## Dataset rows
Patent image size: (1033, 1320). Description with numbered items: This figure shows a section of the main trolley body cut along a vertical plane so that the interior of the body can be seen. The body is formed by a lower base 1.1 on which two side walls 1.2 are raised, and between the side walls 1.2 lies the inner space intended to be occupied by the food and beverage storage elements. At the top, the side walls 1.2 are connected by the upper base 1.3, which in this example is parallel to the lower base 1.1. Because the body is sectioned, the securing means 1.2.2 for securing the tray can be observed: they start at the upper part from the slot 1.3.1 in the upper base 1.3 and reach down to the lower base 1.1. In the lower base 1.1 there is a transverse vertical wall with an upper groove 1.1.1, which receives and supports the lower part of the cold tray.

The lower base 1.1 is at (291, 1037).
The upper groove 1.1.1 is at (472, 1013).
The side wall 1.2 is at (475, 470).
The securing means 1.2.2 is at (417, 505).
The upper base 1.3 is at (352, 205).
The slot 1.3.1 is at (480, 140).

---

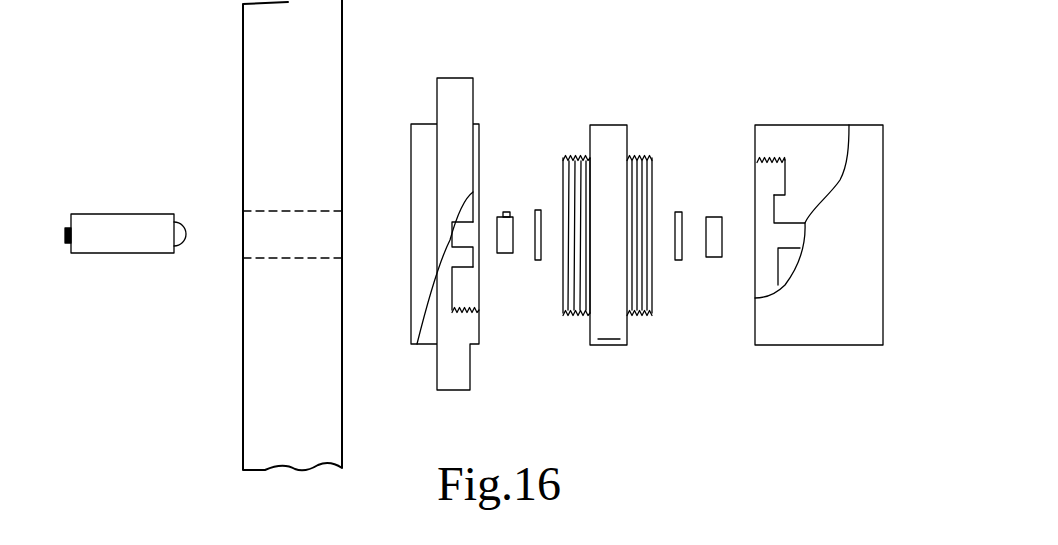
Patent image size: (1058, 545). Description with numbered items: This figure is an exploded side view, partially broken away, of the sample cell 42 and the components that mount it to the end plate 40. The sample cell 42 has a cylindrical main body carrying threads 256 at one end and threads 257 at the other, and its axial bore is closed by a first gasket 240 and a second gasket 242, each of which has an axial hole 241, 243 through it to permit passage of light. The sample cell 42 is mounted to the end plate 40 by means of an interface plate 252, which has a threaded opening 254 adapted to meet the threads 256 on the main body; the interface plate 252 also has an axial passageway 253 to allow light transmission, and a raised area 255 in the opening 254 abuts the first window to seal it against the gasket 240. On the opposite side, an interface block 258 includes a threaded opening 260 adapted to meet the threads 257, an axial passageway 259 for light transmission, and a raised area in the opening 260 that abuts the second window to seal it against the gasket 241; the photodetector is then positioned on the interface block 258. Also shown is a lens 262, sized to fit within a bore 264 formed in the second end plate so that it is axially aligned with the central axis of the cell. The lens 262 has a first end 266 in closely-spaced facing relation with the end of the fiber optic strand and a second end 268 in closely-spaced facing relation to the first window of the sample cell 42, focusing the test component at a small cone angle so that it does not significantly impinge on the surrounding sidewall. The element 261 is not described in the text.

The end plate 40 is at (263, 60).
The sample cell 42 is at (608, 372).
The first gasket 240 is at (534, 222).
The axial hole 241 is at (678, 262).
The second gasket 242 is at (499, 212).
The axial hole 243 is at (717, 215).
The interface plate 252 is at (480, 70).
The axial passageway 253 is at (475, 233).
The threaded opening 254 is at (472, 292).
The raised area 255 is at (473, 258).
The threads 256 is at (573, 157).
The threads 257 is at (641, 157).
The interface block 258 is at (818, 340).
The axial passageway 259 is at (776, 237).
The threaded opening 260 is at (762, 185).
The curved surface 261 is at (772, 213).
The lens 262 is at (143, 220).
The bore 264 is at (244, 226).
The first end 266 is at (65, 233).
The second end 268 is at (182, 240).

* * *

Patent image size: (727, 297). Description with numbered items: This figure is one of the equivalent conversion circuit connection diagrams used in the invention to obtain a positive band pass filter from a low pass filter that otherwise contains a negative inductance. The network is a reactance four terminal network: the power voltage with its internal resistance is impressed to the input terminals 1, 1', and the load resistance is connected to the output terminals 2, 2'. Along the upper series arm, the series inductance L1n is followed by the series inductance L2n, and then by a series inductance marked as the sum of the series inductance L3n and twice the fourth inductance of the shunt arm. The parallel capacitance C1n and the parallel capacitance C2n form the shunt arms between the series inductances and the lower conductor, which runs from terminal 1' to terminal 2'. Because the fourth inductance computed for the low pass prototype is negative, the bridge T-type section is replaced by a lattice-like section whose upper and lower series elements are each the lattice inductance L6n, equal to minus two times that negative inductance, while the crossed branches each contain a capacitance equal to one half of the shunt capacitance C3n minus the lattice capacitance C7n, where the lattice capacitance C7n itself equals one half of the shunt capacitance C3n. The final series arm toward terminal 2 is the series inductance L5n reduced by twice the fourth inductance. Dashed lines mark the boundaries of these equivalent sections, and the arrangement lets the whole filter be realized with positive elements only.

## Stated goal
Rewrite the items starting at the line with "Patent image size: (1033, 1320)." and ending at the line with "The slot 1.3.1 is at (480, 140).", replacing "trolley" with "cart" and leaving everything else as it is.

## Solution
Patent image size: (1033, 1320). Description with numbered items: This figure shows a section of the main cart body cut along a vertical plane so that the interior of the body can be seen. The body is formed by a lower base 1.1 on which two side walls 1.2 are raised, and between the side walls 1.2 lies the inner space intended to be occupied by the food and beverage storage elements. At the top, the side walls 1.2 are connected by the upper base 1.3, which in this example is parallel to the lower base 1.1. Because the body is sectioned, the securing means 1.2.2 for securing the tray can be observed: they start at the upper part from the slot 1.3.1 in the upper base 1.3 and reach down to the lower base 1.1. In the lower base 1.1 there is a transverse vertical wall with an upper groove 1.1.1, which receives and supports the lower part of the cold tray.

The lower base 1.1 is at (291, 1037).
The upper groove 1.1.1 is at (472, 1013).
The side wall 1.2 is at (475, 470).
The securing means 1.2.2 is at (417, 505).
The upper base 1.3 is at (352, 205).
The slot 1.3.1 is at (480, 140).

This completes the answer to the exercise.